* **WHAT TO PRODUCE**
Filter the listing below, copying every line in which the word "structured" appears.

Dataset records
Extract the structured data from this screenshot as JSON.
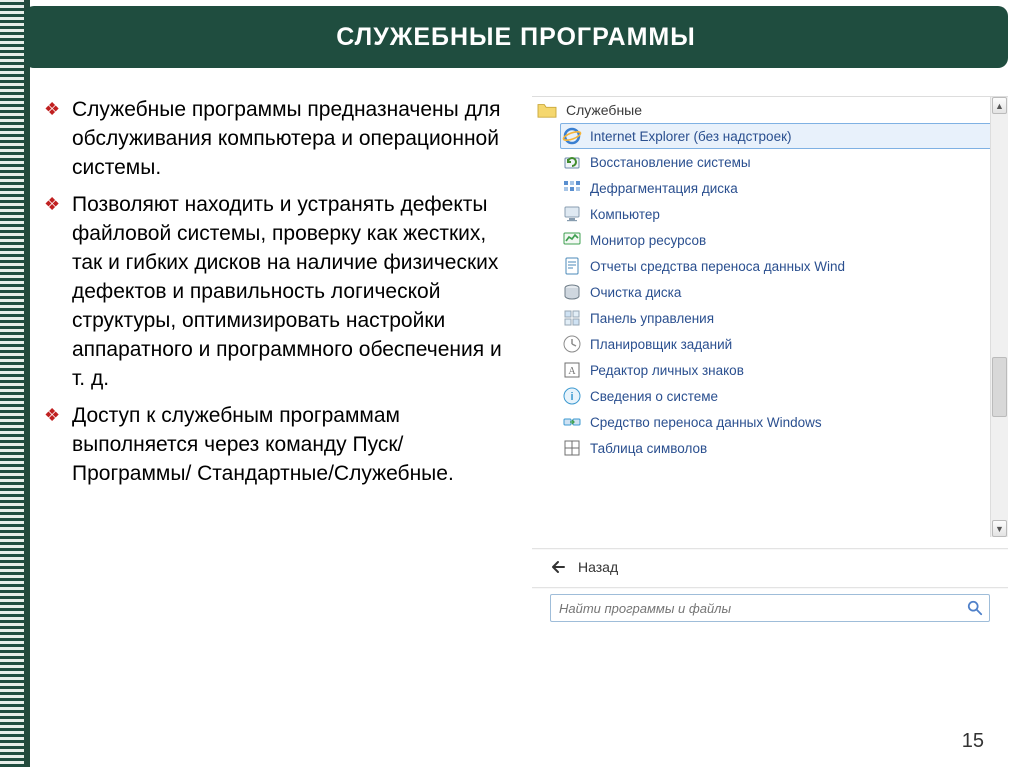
{
  "header": {
    "title": "СЛУЖЕБНЫЕ ПРОГРАММЫ"
  },
  "bullets": [
    "Служебные программы предназначены для обслуживания компьютера и операционной системы.",
    "Позволяют находить и устранять дефекты файловой системы, проверку как жестких, так и гибких дисков на наличие физических дефектов и правильность логической структуры, оптимизировать настройки аппаратного и программного обеспечения и т. д.",
    "Доступ к служебным программам выполняется через команду Пуск/Программы/ Стандартные/Служебные."
  ],
  "menu": {
    "folder_label": "Служебные",
    "items": [
      {
        "label": "Internet Explorer (без надстроек)",
        "selected": true,
        "icon": "ie"
      },
      {
        "label": "Восстановление системы",
        "icon": "restore"
      },
      {
        "label": "Дефрагментация диска",
        "icon": "defrag"
      },
      {
        "label": "Компьютер",
        "icon": "computer"
      },
      {
        "label": "Монитор ресурсов",
        "icon": "monitor"
      },
      {
        "label": "Отчеты средства переноса данных Wind",
        "icon": "report"
      },
      {
        "label": "Очистка диска",
        "icon": "diskclean"
      },
      {
        "label": "Панель управления",
        "icon": "cpl"
      },
      {
        "label": "Планировщик заданий",
        "icon": "scheduler"
      },
      {
        "label": "Редактор личных знаков",
        "icon": "charedit"
      },
      {
        "label": "Сведения о системе",
        "icon": "sysinfo"
      },
      {
        "label": "Средство переноса данных Windows",
        "icon": "transfer"
      },
      {
        "label": "Таблица символов",
        "icon": "chartable"
      }
    ],
    "back_label": "Назад",
    "search_placeholder": "Найти программы и файлы"
  },
  "page_number": "15",
  "icon_colors": {
    "ie": {
      "bg": "#ffffff",
      "fg": "#3a7fd0"
    },
    "restore": {
      "bg": "#ffffff",
      "fg": "#418c2e"
    },
    "defrag": {
      "bg": "#ffffff",
      "fg": "#5a8fcf"
    },
    "computer": {
      "bg": "#ffffff",
      "fg": "#889db0"
    },
    "monitor": {
      "bg": "#ffffff",
      "fg": "#3fa050"
    },
    "report": {
      "bg": "#ffffff",
      "fg": "#4b8ab8"
    },
    "diskclean": {
      "bg": "#ffffff",
      "fg": "#6f7d88"
    },
    "cpl": {
      "bg": "#ffffff",
      "fg": "#97a7b5"
    },
    "scheduler": {
      "bg": "#ffffff",
      "fg": "#8b8b8b"
    },
    "charedit": {
      "bg": "#ffffff",
      "fg": "#6f6f6f"
    },
    "sysinfo": {
      "bg": "#ffffff",
      "fg": "#3c99d0"
    },
    "transfer": {
      "bg": "#ffffff",
      "fg": "#3c99d0"
    },
    "chartable": {
      "bg": "#ffffff",
      "fg": "#6f6f6f"
    }
  }
}
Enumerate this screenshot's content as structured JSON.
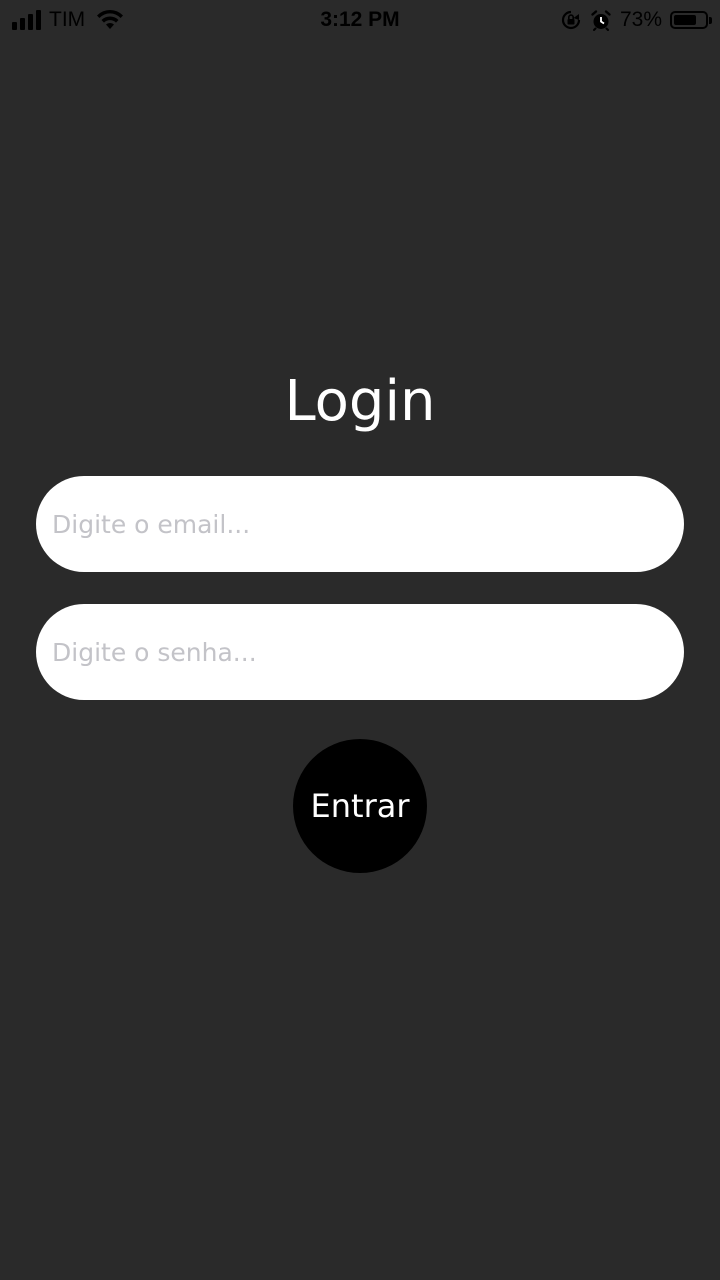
{
  "status_bar": {
    "carrier": "TIM",
    "time": "3:12 PM",
    "battery_percent_text": "73%",
    "battery_level": 0.73,
    "signal_bars": 4,
    "icons": [
      "signal-icon",
      "wifi-icon",
      "orientation-lock-icon",
      "alarm-icon",
      "battery-icon"
    ]
  },
  "login": {
    "title": "Login",
    "email_placeholder": "Digite o email...",
    "email_value": "",
    "password_placeholder": "Digite o senha...",
    "password_value": "",
    "submit_label": "Entrar"
  },
  "colors": {
    "background": "#2a2a2a",
    "field_background": "#ffffff",
    "placeholder": "#c3c3c8",
    "button_background": "#000000",
    "text_light": "#ffffff"
  }
}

* **RESULT OF THIS EXERCISE**
Extract the structured data from this screenshot as JSON.
Enumerate this screenshot's content as structured JSON.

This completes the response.